- Exercise directions
Copy every line from the data below in which the string "místo" can be found.

[Dataset records]

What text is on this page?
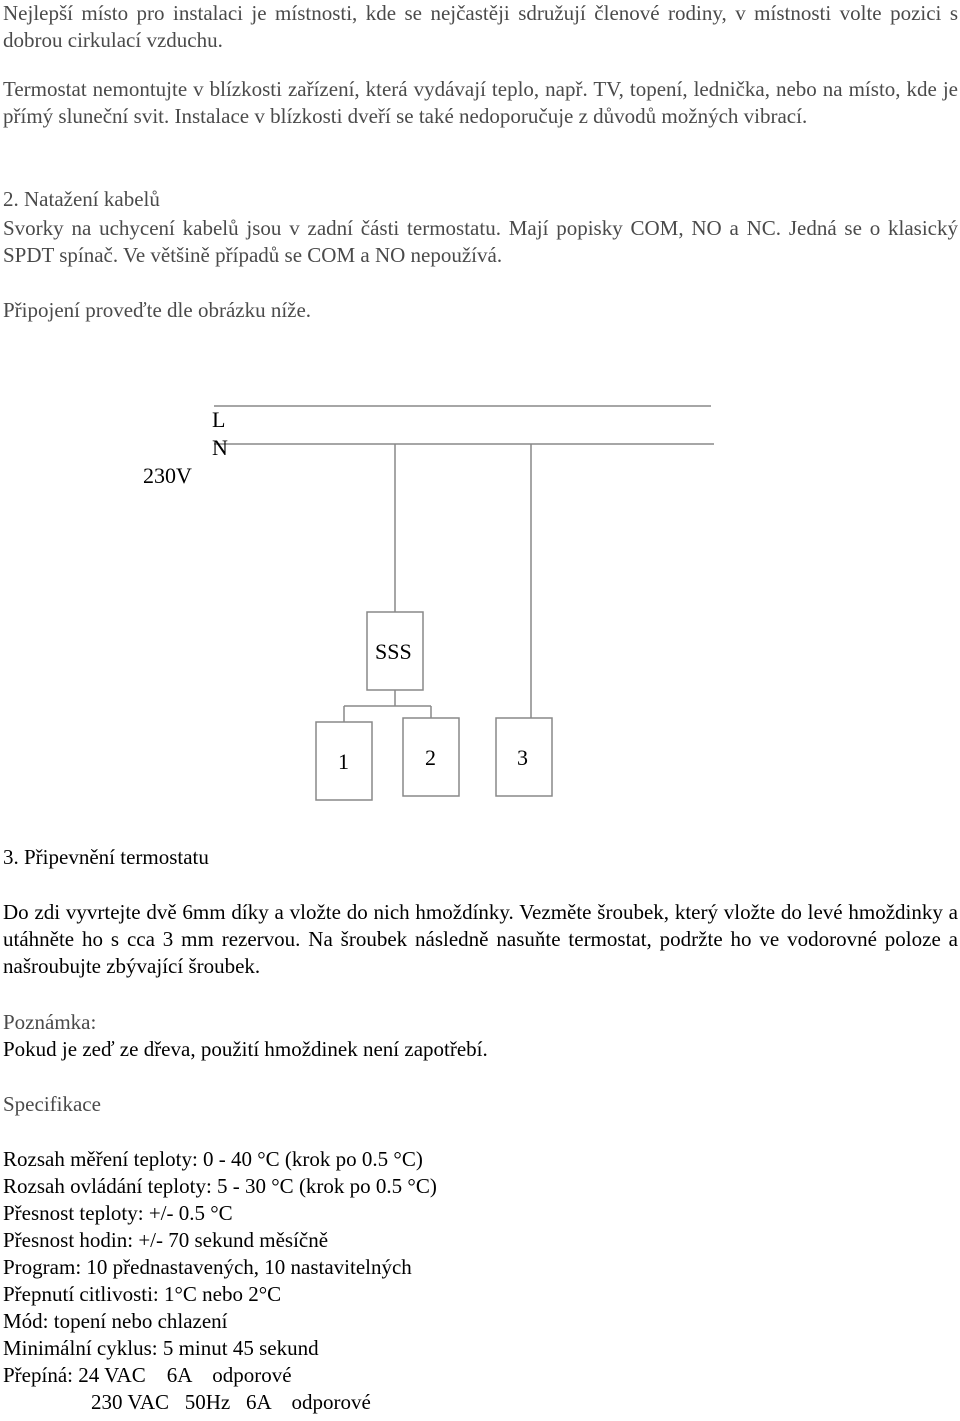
Nejlepší místo pro instalaci je místnosti, kde se nejčastěji sdružují členové rodiny, v místnosti volte pozici s dobrou cirkulací vzduchu.

Termostat nemontujte v blízkosti zařízení, která vydávají teplo, např. TV, topení, lednička, nebo na místo, kde je přímý sluneční svit. Instalace v blízkosti dveří se také nedoporučuje z důvodů možných vibrací.

2. Natažení kabelů

Svorky na uchycení kabelů jsou v zadní části termostatu. Mají popisky COM, NO a NC. Jedná se o klasický SPDT spínač. Ve většině případů se COM a NO nepoužívá.

Připojení proveďte dle obrázku níže.

L
N
230V
SSS
1	2	3

3. Připevnění termostatu

Do zdi vyvrtejte dvě 6mm díky a vložte do nich hmoždínky. Vezměte šroubek, který vložte do levé hmoždinky a utáhněte ho s cca 3 mm rezervou. Na šroubek následně nasuňte termostat, podržte ho ve vodorovné poloze a našroubujte zbývající šroubek.

Poznámka:

Pokud je zeď ze dřeva, použití hmoždinek není zapotřebí.

Specifikace

Rozsah měření teploty: 0 - 40 °C (krok po 0.5 °C)
Rozsah ovládání teploty: 5 - 30 °C (krok po 0.5 °C)
Přesnost teploty: +/- 0.5 °C
Přesnost hodin: +/- 70 sekund měsíčně
Program: 10 přednastavených, 10 nastavitelných
Přepnutí citlivosti: 1°C nebo 2°C
Mód: topení nebo chlazení
Minimální cyklus: 5 minut 45 sekund
Přepíná: 24 VAC    6A    odporové
230 VAC   50Hz   6A    odporové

- Written reply
Nejlepší místo pro instalaci je místnosti, kde se nejčastěji sdružují členové rodiny, v místnosti volte pozici s dobrou cirkulací vzduchu.
Termostat nemontujte v blízkosti zařízení, která vydávají teplo, např. TV, topení, lednička, nebo na místo, kde je přímý sluneční svit. Instalace v blízkosti dveří se také nedoporučuje z důvodů možných vibrací.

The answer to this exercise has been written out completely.